Tasks for this exercise:
(a) From the Nori Bot summary, list the methods its software safety stack uses to keep cheap Feetech servos from burning out when they stall.
(b) Return the records from their first line through the line holding "y-tick-label: 50 bbox=[112, 59, 125, 71]", inclusive, copying each line exactly.

Source excerpt:
>>>>>

Nori Bot: A Sub-$1,000 Floor-to-Counter Mobile Manipulator

Source: arXiv:2605.16537 · Published 2026-05-15 · By Antonio Li, Sungjoon Park, Wen Ni Chew

TL;DR

This paper presents Nori Bot, a dual-arm mobile manipulator costing $947 in parts—around 3% the price of comparable commercial platforms—and addressing three major limitations common to sub-$1,000 open-source manipulators. First, it introduces a 600mm linear Z-axis lift driven by the same Feetech servo bus as the arms, enabling a floor-to-counter reach previously unavailable without adding extra controllers. Second, it implements a thin-client compute architecture using a Raspberry Pi 4 paired with the OpenClaw proactive agent runtime, allowing scheduled and autonomous task execution via cron jobs, hooks, and heartbeats rather than only reactive human prompts. Third, it includes a software safety stack that prevents the common stall-induced burn-out of cheap Feetech servos through calibration clamping, stall detection, and firmware EEPROM backstops, while also recovering continuous grip-force feedback by mapping motor current on a soft TPU finger.

<<<<<

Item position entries
>>>>>

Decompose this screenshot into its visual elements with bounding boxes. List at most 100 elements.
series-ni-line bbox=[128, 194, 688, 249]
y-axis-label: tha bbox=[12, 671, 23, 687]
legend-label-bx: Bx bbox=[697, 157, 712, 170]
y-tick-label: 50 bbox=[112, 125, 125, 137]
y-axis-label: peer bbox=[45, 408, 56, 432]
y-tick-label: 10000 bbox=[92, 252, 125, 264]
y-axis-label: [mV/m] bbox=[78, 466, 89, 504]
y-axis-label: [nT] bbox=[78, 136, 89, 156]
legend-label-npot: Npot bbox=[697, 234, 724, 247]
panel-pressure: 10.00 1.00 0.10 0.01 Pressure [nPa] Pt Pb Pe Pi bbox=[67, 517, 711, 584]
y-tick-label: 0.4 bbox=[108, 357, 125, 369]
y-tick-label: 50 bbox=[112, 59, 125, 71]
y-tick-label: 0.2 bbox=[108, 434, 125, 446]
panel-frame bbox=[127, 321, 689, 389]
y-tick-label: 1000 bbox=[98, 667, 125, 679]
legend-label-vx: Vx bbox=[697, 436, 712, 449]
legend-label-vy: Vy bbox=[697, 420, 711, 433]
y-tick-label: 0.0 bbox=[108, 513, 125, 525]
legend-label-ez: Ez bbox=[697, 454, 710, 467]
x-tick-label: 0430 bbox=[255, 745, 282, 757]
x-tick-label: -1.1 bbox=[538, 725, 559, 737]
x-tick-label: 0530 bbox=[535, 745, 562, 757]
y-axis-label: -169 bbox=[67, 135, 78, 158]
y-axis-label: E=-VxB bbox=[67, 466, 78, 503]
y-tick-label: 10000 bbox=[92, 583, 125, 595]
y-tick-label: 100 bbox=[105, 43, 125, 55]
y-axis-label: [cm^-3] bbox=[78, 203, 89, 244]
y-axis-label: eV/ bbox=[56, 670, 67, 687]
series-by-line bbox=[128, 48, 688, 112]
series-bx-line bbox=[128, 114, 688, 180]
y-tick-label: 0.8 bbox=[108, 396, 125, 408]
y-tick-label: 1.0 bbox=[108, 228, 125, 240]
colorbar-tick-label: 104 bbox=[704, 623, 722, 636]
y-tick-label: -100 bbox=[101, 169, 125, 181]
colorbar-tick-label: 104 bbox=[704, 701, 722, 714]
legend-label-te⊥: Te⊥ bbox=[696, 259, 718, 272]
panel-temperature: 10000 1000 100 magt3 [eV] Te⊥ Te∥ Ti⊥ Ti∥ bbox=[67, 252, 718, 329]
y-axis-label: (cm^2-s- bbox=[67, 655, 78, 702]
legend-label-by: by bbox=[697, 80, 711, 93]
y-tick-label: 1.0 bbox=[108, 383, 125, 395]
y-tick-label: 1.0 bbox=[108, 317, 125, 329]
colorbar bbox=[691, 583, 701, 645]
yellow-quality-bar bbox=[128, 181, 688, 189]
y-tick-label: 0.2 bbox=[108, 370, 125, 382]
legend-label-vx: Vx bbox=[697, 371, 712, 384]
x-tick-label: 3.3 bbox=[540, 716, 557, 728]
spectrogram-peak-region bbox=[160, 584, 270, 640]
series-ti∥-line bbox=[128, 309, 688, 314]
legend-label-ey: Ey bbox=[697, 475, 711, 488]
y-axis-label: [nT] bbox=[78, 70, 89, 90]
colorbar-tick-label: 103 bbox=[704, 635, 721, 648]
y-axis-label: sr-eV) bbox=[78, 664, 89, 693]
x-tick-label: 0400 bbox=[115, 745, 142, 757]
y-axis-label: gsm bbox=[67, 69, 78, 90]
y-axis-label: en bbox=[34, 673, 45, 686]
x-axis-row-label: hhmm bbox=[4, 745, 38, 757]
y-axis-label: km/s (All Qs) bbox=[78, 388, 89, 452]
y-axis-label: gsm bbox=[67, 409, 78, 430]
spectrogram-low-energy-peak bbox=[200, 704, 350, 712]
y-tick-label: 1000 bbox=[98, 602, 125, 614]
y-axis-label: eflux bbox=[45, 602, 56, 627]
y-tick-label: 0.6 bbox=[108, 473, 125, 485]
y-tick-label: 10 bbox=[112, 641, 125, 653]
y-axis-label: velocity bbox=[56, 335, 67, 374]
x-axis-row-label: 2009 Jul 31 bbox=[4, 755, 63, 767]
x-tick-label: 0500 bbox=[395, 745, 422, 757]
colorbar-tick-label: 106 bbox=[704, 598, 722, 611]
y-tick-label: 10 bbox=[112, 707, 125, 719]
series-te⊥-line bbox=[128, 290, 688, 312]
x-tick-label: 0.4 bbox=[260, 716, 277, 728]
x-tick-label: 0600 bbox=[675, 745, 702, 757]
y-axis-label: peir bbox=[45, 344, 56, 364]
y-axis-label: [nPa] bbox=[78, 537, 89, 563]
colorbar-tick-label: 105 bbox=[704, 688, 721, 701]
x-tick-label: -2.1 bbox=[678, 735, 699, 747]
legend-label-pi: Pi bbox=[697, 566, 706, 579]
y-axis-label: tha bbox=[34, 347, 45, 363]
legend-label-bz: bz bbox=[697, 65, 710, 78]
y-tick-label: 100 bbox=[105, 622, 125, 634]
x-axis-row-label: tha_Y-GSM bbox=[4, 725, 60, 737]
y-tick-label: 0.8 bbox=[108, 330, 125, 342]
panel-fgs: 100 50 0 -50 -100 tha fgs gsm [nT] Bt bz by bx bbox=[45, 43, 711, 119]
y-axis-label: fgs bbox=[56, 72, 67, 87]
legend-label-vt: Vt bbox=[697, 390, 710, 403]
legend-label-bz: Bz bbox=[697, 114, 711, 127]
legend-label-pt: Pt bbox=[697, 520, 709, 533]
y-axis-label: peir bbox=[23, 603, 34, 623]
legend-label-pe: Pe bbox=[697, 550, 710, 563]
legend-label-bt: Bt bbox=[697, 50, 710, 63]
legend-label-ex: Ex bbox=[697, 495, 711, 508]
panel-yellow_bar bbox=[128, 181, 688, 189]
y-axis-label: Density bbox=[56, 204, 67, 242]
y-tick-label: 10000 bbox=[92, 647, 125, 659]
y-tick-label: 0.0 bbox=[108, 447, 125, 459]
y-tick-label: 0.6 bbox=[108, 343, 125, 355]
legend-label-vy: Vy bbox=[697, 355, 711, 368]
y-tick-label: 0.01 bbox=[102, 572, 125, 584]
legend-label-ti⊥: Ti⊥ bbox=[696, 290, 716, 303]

<<<<<

List of solutions:
(a)
- Calibration clamping
- Stall detection
- Firmware EEPROM backstops

(b)
Decompose this screenshot into its visual elements with bounding boxes. List at most 100 elements.
series-ni-line bbox=[128, 194, 688, 249]
y-axis-label: tha bbox=[12, 671, 23, 687]
legend-label-bx: Bx bbox=[697, 157, 712, 170]
y-tick-label: 50 bbox=[112, 125, 125, 137]
y-axis-label: peer bbox=[45, 408, 56, 432]
y-tick-label: 10000 bbox=[92, 252, 125, 264]
y-axis-label: [mV/m] bbox=[78, 466, 89, 504]
y-axis-label: [nT] bbox=[78, 136, 89, 156]
legend-label-npot: Npot bbox=[697, 234, 724, 247]
panel-pressure: 10.00 1.00 0.10 0.01 Pressure [nPa] Pt Pb Pe Pi bbox=[67, 517, 711, 584]
y-tick-label: 0.4 bbox=[108, 357, 125, 369]
y-tick-label: 50 bbox=[112, 59, 125, 71]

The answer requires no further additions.